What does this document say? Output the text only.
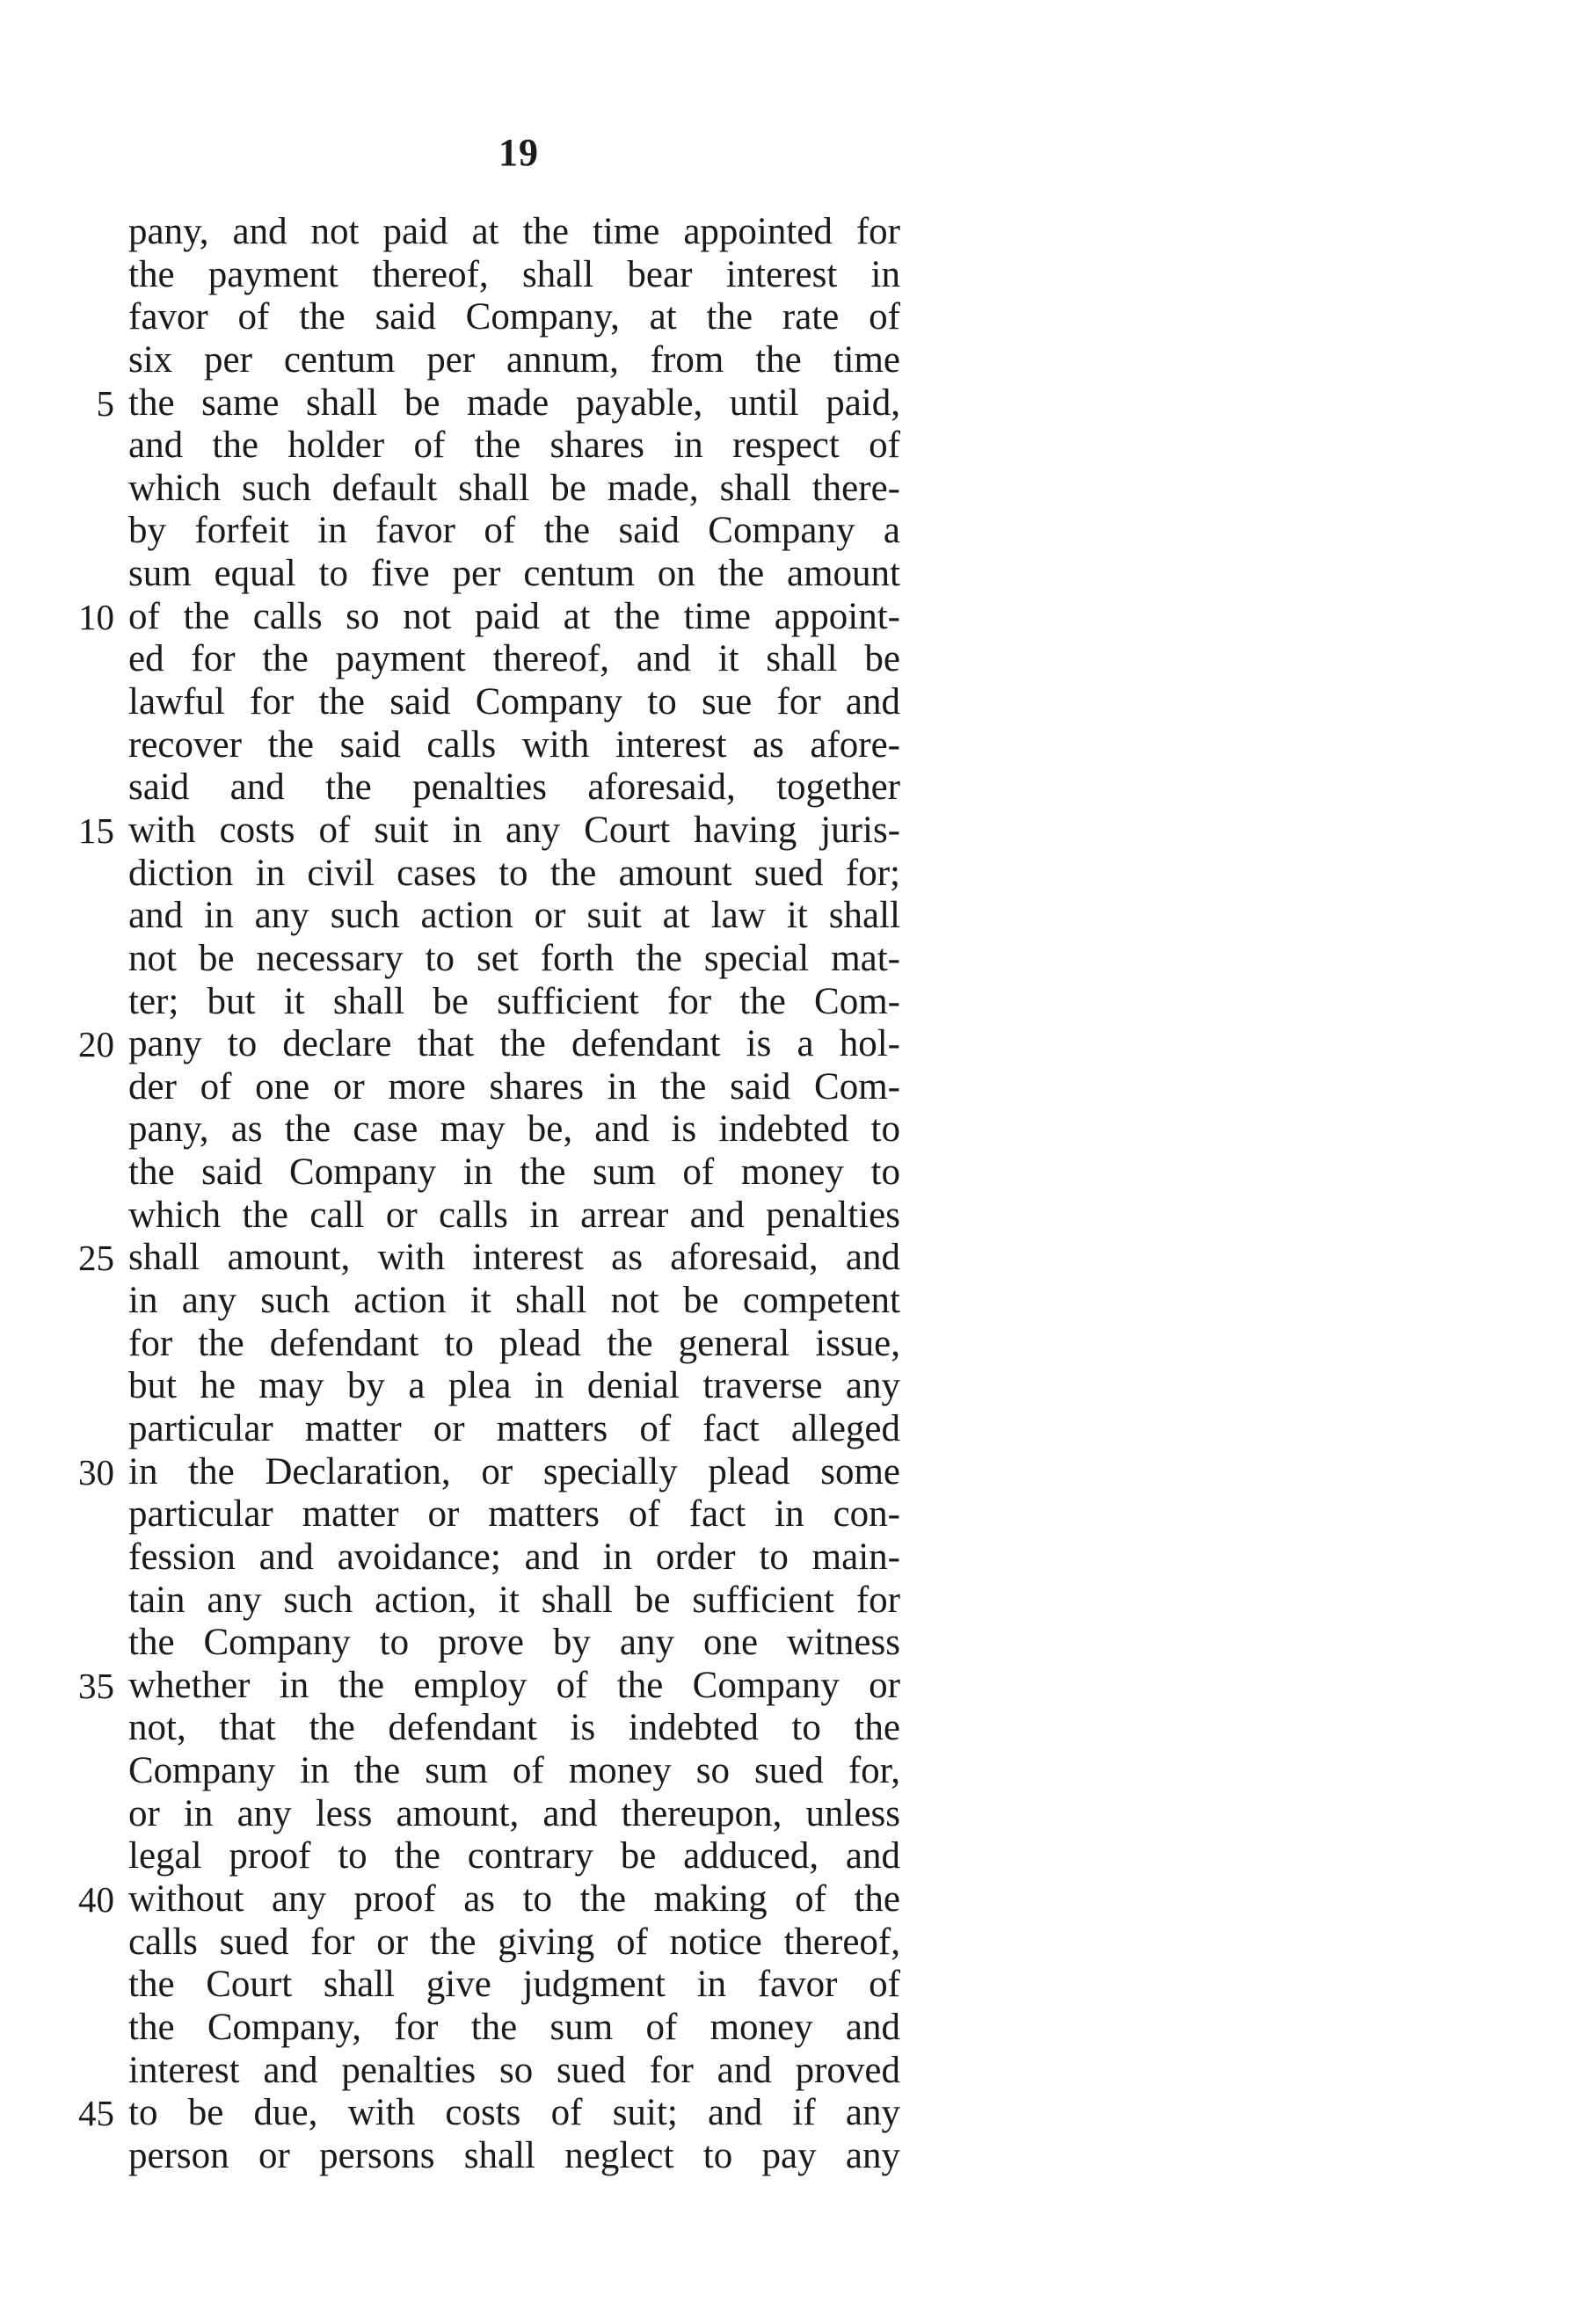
19
pany, and not paid at the time appointed for
the payment thereof, shall bear interest in
favor of the said Company, at the rate of
six per centum per annum, from the time
5 the same shall be made payable, until paid,
and the holder of the shares in respect of
which such default shall be made, shall there-
by forfeit in favor of the said Company a
sum equal to five per centum on the amount
10 of the calls so not paid at the time appoint-
ed for the payment thereof, and it shall be
lawful for the said Company to sue for and
recover the said calls with interest as afore-
said and the penalties aforesaid, together
15 with costs of suit in any Court having juris-
diction in civil cases to the amount sued for;
and in any such action or suit at law it shall
not be necessary to set forth the special mat-
ter; but it shall be sufficient for the Com-
20 pany to declare that the defendant is a hol-
der of one or more shares in the said Com-
pany, as the case may be, and is indebted to
the said Company in the sum of money to
which the call or calls in arrear and penalties
25 shall amount, with interest as aforesaid, and
in any such action it shall not be competent
for the defendant to plead the general issue,
but he may by a plea in denial traverse any
particular matter or matters of fact alleged
30 in the Declaration, or specially plead some
particular matter or matters of fact in con-
fession and avoidance; and in order to main-
tain any such action, it shall be sufficient for
the Company to prove by any one witness
35 whether in the employ of the Company or
not, that the defendant is indebted to the
Company in the sum of money so sued for,
or in any less amount, and thereupon, unless
legal proof to the contrary be adduced, and
40 without any proof as to the making of the
calls sued for or the giving of notice thereof,
the Court shall give judgment in favor of
the Company, for the sum of money and
interest and penalties so sued for and proved
45 to be due, with costs of suit; and if any
person or persons shall neglect to pay any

************

● What this task involves: Give back every line exactly as it stands, pictures excluded.

● Written answer:
What does this document say? Output the text only.
19
pany, and not paid at the time appointed for
the payment thereof, shall bear interest in
favor of the said Company, at the rate of
six per centum per annum, from the time
5 the same shall be made payable, until paid,
and the holder of the shares in respect of
which such default shall be made, shall there-
by forfeit in favor of the said Company a
sum equal to five per centum on the amount
10 of the calls so not paid at the time appoint-
ed for the payment thereof, and it shall be
lawful for the said Company to sue for and
recover the said calls with interest as afore-
said and the penalties aforesaid, together
15 with costs of suit in any Court having juris-
diction in civil cases to the amount sued for;
and in any such action or suit at law it shall
not be necessary to set forth the special mat-
ter; but it shall be sufficient for the Com-
20 pany to declare that the defendant is a hol-
der of one or more shares in the said Com-
pany, as the case may be, and is indebted to
the said Company in the sum of money to
which the call or calls in arrear and penalties
25 shall amount, with interest as aforesaid, and
in any such action it shall not be competent
for the defendant to plead the general issue,
but he may by a plea in denial traverse any
particular matter or matters of fact alleged
30 in the Declaration, or specially plead some
particular matter or matters of fact in con-
fession and avoidance; and in order to main-
tain any such action, it shall be sufficient for
the Company to prove by any one witness
35 whether in the employ of the Company or
not, that the defendant is indebted to the
Company in the sum of money so sued for,
or in any less amount, and thereupon, unless
legal proof to the contrary be adduced, and
40 without any proof as to the making of the
calls sued for or the giving of notice thereof,
the Court shall give judgment in favor of
the Company, for the sum of money and
interest and penalties so sued for and proved
45 to be due, with costs of suit; and if any
person or persons shall neglect to pay any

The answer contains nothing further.